Syria Feature: Checkpoint Humour Amid the Conflict (Harkin)
James Harkin writes for The Atlantic:
What is so funny about military checkpoints?
It’s late February, and I have just returned to Syria on an undercover reporting trip, one of several I’ve made in the past year, when I run into my friend Amjad outside my hotel in Damascus. Amjad is himself only just back in the city, having months ago fled into exile as a result of his association with another Western journalist. We are keen to catch up, but neither of us wants to attract the attention of Syria’s secret police, so coffee is out of the question (the cafés are thick withmukhabarat). Instead, we keep walking, and as we walk and talk, Amjad tells me the latest checkpoint jokes.
Checkpoints are newly ubiquitous here, a by-product of the popular uprising that started in March 2011. Not all of them are manned by the Syrian army. Some are run by the security agencies that protect Bashar al-Assad’s government; others by the shabiha, pro-regime paramilitaries that have been busy brutalizing the opposition for the past year; some have even been thrown up by the guerrillas of the Free Syrian Army, which opposes the Assad regime. People are afraid of the checkpoints, naturally, but they have nonetheless begun to make fun of them.
As Amjad and I amble along Damascus’s main thoroughfares, he points out the lines that form around the old men who hawk lottery tickets on street corners. Throughout the day, customers stop by in a steady stream, each one asking aloud whether he is a winner. The sight reminds Amjad of one of his favorite jokes of the moment: A driver pulls up to a checkpoint and presents his ID to the gunman, who proceeds to compare it with a list of wanted names. “Am I a winner?” asks the man, leaning out of his car hopefully.
One happier side effect of the crisis engulfing the country is that Syrians have become world-class practitioners of pitch-black humor. As an Irishman raised during the Troubles, I know the genre. And so, to keep up my end of the conversation, I offer Amjad a joke from my native Belfast. A local drives up to a checkpoint in the Northern Irish countryside, I tell my friend, only to find a masked man pointing a gun at his head. “Catholic or Protestant?” roars the balaclava, in a threatening mid-Ulster brogue. “Jew,” says the driver, thinking fast. But the balaclava goes ballistic, hollering at a colleague farther up the road: “Jackpot, Mohammed. We’ve found one!”
Amjad throws off a nervy, hyperactive laugh, then tells me a rebel joke from Homs. Syria’s third-largest city, Homs has become the violent epicenter of resistance to the regime, in a campaign that has occasionally risked spiraling into ugly sectarian war. So anyway, Amjad says, a bus stops at a checkpoint near Homs, and the soldiers move slowly down the aisle, checking the passengers’ identity cards. One man, however, lolling at the back with his feet up, has no intention of providing his ID card. “Fuck you,” he shouts at the soldier, “don’t you know I’m mukhabarat?” “No, you’re the one who’s fucked,” comes the reply. “This is a Free Syrian Army checkpoint.”

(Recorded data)
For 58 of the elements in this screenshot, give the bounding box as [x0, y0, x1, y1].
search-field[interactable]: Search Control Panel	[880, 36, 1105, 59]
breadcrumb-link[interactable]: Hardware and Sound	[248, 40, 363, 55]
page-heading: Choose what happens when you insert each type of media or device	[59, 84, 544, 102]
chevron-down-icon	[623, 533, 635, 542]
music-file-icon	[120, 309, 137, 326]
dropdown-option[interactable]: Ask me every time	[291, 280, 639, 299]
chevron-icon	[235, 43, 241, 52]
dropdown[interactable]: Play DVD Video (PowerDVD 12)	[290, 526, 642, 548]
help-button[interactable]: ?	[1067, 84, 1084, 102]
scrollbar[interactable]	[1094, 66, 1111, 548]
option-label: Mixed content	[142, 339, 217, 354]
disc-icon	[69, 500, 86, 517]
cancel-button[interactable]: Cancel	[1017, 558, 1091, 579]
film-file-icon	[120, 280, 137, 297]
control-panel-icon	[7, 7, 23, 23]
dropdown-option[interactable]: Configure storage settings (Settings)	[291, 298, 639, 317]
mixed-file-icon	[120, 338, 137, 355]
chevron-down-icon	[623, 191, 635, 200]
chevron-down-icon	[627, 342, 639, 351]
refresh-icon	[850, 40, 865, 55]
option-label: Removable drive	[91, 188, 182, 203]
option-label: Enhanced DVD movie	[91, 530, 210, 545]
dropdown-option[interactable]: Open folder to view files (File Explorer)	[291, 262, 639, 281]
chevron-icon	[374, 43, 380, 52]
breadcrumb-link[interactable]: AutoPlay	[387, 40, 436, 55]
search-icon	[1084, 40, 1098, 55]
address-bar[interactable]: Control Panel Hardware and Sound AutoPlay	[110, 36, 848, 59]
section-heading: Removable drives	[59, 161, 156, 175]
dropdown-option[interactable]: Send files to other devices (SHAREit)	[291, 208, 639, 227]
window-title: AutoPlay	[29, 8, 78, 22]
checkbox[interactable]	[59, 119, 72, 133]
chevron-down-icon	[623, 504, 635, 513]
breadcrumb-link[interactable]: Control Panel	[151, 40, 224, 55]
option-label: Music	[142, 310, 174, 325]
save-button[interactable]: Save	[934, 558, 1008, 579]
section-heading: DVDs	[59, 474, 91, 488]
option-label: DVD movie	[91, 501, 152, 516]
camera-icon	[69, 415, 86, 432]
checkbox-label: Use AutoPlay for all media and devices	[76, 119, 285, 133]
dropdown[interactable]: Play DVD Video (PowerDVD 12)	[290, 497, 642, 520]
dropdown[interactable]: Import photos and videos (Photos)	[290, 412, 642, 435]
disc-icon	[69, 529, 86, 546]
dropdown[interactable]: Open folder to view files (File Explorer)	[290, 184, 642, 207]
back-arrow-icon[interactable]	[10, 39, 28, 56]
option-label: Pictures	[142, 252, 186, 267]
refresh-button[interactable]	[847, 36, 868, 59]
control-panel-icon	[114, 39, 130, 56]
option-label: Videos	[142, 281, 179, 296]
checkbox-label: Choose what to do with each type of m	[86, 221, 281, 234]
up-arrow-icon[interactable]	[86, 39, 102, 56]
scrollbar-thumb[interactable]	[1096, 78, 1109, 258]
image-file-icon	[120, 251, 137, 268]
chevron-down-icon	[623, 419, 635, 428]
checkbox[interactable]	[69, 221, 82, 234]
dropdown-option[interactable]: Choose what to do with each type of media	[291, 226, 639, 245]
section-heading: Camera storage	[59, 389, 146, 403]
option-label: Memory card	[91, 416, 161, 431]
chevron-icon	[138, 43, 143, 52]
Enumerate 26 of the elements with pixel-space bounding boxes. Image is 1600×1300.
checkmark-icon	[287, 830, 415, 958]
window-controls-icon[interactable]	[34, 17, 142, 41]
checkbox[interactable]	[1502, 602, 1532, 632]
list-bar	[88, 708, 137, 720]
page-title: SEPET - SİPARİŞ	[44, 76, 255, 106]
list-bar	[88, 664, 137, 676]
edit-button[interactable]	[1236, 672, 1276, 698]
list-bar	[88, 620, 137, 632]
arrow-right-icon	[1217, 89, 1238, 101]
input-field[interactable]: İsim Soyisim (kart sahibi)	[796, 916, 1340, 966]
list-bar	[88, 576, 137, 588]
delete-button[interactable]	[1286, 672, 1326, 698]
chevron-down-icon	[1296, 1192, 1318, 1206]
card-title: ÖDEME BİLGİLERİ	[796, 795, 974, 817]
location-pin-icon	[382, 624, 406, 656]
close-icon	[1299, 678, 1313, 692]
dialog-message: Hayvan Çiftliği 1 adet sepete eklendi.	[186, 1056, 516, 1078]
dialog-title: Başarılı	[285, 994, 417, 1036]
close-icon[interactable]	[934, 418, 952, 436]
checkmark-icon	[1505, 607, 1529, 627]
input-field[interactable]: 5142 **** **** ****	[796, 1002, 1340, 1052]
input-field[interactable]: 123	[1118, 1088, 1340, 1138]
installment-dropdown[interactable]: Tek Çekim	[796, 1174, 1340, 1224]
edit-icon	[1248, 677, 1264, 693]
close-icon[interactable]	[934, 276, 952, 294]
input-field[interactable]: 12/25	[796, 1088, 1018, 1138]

- [Required tasks]
1. Answer these questions about the checkpoint humor article:
(a) In what month and year did the popular uprising start?
(b) Which city does the writer name as native?
(c) How does the article rank Homs by size among Syria's cities?
2. Express the rows from their first line through the line containing "checkbox-label: Use AutoPlay", both ends included, as a JSON list of strings with one string per line and blank lines left out.
The article and the rows are independent of each other.

- [Answers for this exercise]
1.
(a) March 2011
(b) Belfast
(c) Third-largest

2.
[
  "For 58 of the elements in this screenshot, give the bounding box as [x0, y0, x1, y1].",
  "search-field[interactable]: Search Control Panel\t[880, 36, 1105, 59]",
  "breadcrumb-link[interactable]: Hardware and Sound\t[248, 40, 363, 55]",
  "page-heading: Choose what happens when you insert each type of media or device\t[59, 84, 544, 102]",
  "chevron-down-icon\t[623, 533, 635, 542]",
  "music-file-icon\t[120, 309, 137, 326]",
  "dropdown-option[interactable]: Ask me every time\t[291, 280, 639, 299]",
  "chevron-icon\t[235, 43, 241, 52]",
  "dropdown[interactable]: Play DVD Video (PowerDVD 12)\t[290, 526, 642, 548]",
  "help-button[interactable]: ?\t[1067, 84, 1084, 102]",
  "scrollbar[interactable]\t[1094, 66, 1111, 548]",
  "option-label: Mixed content\t[142, 339, 217, 354]",
  "disc-icon\t[69, 500, 86, 517]",
  "cancel-button[interactable]: Cancel\t[1017, 558, 1091, 579]",
  "film-file-icon\t[120, 280, 137, 297]",
  "control-panel-icon\t[7, 7, 23, 23]",
  "dropdown-option[interactable]: Configure storage settings (Settings)\t[291, 298, 639, 317]",
  "mixed-file-icon\t[120, 338, 137, 355]",
  "chevron-down-icon\t[623, 191, 635, 200]",
  "chevron-down-icon\t[627, 342, 639, 351]",
  "refresh-icon\t[850, 40, 865, 55]",
  "option-label: Removable drive\t[91, 188, 182, 203]",
  "option-label: Enhanced DVD movie\t[91, 530, 210, 545]",
  "dropdown-option[interactable]: Open folder to view files (File Explorer)\t[291, 262, 639, 281]",
  "chevron-icon\t[374, 43, 380, 52]",
  "breadcrumb-link[interactable]: AutoPlay\t[387, 40, 436, 55]",
  "search-icon\t[1084, 40, 1098, 55]",
  "address-bar[interactable]: Control Panel Hardware and Sound AutoPlay\t[110, 36, 848, 59]",
  "section-heading: Removable drives\t[59, 161, 156, 175]",
  "dropdown-option[interactable]: Send files to other devices (SHAREit)\t[291, 208, 639, 227]",
  "window-title: AutoPlay\t[29, 8, 78, 22]",
  "checkbox[interactable]\t[59, 119, 72, 133]",
  "chevron-down-icon\t[623, 504, 635, 513]",
  "breadcrumb-link[interactable]: Control Panel\t[151, 40, 224, 55]",
  "option-label: Music\t[142, 310, 174, 325]",
  "save-button[interactable]: Save\t[934, 558, 1008, 579]",
  "section-heading: DVDs\t[59, 474, 91, 488]",
  "option-label: DVD movie\t[91, 501, 152, 516]",
  "camera-icon\t[69, 415, 86, 432]",
  "checkbox-label: Use AutoPlay for all media and devices\t[76, 119, 285, 133]"
]